> **The task**
Below is a block of data; give all of it again word for word.

Dataset items
"""

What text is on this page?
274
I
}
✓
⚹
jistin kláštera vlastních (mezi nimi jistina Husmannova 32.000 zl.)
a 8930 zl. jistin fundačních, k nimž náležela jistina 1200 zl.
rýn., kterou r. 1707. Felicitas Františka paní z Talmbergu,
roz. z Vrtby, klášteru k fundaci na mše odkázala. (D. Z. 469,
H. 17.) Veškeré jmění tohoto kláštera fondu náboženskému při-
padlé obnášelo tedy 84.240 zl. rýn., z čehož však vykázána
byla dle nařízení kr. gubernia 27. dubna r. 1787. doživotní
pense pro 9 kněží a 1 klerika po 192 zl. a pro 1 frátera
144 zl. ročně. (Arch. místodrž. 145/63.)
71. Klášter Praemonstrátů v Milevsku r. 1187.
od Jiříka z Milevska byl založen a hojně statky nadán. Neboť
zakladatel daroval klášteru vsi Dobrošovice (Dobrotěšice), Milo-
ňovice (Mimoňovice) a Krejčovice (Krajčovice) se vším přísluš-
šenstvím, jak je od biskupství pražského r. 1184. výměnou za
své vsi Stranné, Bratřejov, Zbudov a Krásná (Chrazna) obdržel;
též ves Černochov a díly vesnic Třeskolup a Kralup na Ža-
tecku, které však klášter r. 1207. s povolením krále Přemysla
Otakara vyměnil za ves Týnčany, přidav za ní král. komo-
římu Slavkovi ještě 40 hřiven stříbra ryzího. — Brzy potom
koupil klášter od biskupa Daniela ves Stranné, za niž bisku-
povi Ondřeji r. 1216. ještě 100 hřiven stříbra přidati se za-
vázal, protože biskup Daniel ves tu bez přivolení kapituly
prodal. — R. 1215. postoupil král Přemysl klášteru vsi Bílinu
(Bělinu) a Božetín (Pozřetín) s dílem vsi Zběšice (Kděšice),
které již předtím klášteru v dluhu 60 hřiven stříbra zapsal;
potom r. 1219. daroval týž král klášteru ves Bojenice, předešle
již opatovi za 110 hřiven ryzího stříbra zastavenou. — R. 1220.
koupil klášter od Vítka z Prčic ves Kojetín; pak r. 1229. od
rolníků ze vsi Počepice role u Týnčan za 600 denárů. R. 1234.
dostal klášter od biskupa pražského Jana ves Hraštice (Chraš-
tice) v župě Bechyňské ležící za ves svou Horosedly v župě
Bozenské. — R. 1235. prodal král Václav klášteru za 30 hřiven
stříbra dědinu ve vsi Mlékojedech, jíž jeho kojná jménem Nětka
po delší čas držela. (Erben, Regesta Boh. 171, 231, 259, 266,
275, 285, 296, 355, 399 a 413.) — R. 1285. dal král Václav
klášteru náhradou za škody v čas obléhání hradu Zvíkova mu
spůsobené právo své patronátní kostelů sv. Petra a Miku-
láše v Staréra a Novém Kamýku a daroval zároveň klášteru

"""

> **Answer to the task**
What text is on this page?
274
I
}
✓
⚹
jistin kláštera vlastních (mezi nimi jistina Husmannova 32.000 zl.)
a 8930 zl. jistin fundačních, k nimž náležela jistina 1200 zl.
rýn., kterou r. 1707. Felicitas Františka paní z Talmbergu,
roz. z Vrtby, klášteru k fundaci na mše odkázala. (D. Z. 469,
H. 17.) Veškeré jmění tohoto kláštera fondu náboženskému při-
padlé obnášelo tedy 84.240 zl. rýn., z čehož však vykázána
byla dle nařízení kr. gubernia 27. dubna r. 1787. doživotní
pense pro 9 kněží a 1 klerika po 192 zl. a pro 1 frátera
144 zl. ročně. (Arch. místodrž. 145/63.)
71. Klášter Praemonstrátů v Milevsku r. 1187.
od Jiříka z Milevska byl založen a hojně statky nadán. Neboť
zakladatel daroval klášteru vsi Dobrošovice (Dobrotěšice), Milo-
ňovice (Mimoňovice) a Krejčovice (Krajčovice) se vším přísluš-
šenstvím, jak je od biskupství pražského r. 1184. výměnou za
své vsi Stranné, Bratřejov, Zbudov a Krásná (Chrazna) obdržel;
též ves Černochov a díly vesnic Třeskolup a Kralup na Ža-
tecku, které však klášter r. 1207. s povolením krále Přemysla
Otakara vyměnil za ves Týnčany, přidav za ní král. komo-
římu Slavkovi ještě 40 hřiven stříbra ryzího. — Brzy potom
koupil klášter od biskupa Daniela ves Stranné, za niž bisku-
povi Ondřeji r. 1216. ještě 100 hřiven stříbra přidati se za-
vázal, protože biskup Daniel ves tu bez přivolení kapituly
prodal. — R. 1215. postoupil král Přemysl klášteru vsi Bílinu
(Bělinu) a Božetín (Pozřetín) s dílem vsi Zběšice (Kděšice),
které již předtím klášteru v dluhu 60 hřiven stříbra zapsal;
potom r. 1219. daroval týž král klášteru ves Bojenice, předešle
již opatovi za 110 hřiven ryzího stříbra zastavenou. — R. 1220.
koupil klášter od Vítka z Prčic ves Kojetín; pak r. 1229. od
rolníků ze vsi Počepice role u Týnčan za 600 denárů. R. 1234.
dostal klášter od biskupa pražského Jana ves Hraštice (Chraš-
tice) v župě Bechyňské ležící za ves svou Horosedly v župě
Bozenské. — R. 1235. prodal král Václav klášteru za 30 hřiven
stříbra dědinu ve vsi Mlékojedech, jíž jeho kojná jménem Nětka
po delší čas držela. (Erben, Regesta Boh. 171, 231, 259, 266,
275, 285, 296, 355, 399 a 413.) — R. 1285. dal král Václav
klášteru náhradou za škody v čas obléhání hradu Zvíkova mu
spůsobené právo své patronátní kostelů sv. Petra a Miku-
láše v Staréra a Novém Kamýku a daroval zároveň klášteru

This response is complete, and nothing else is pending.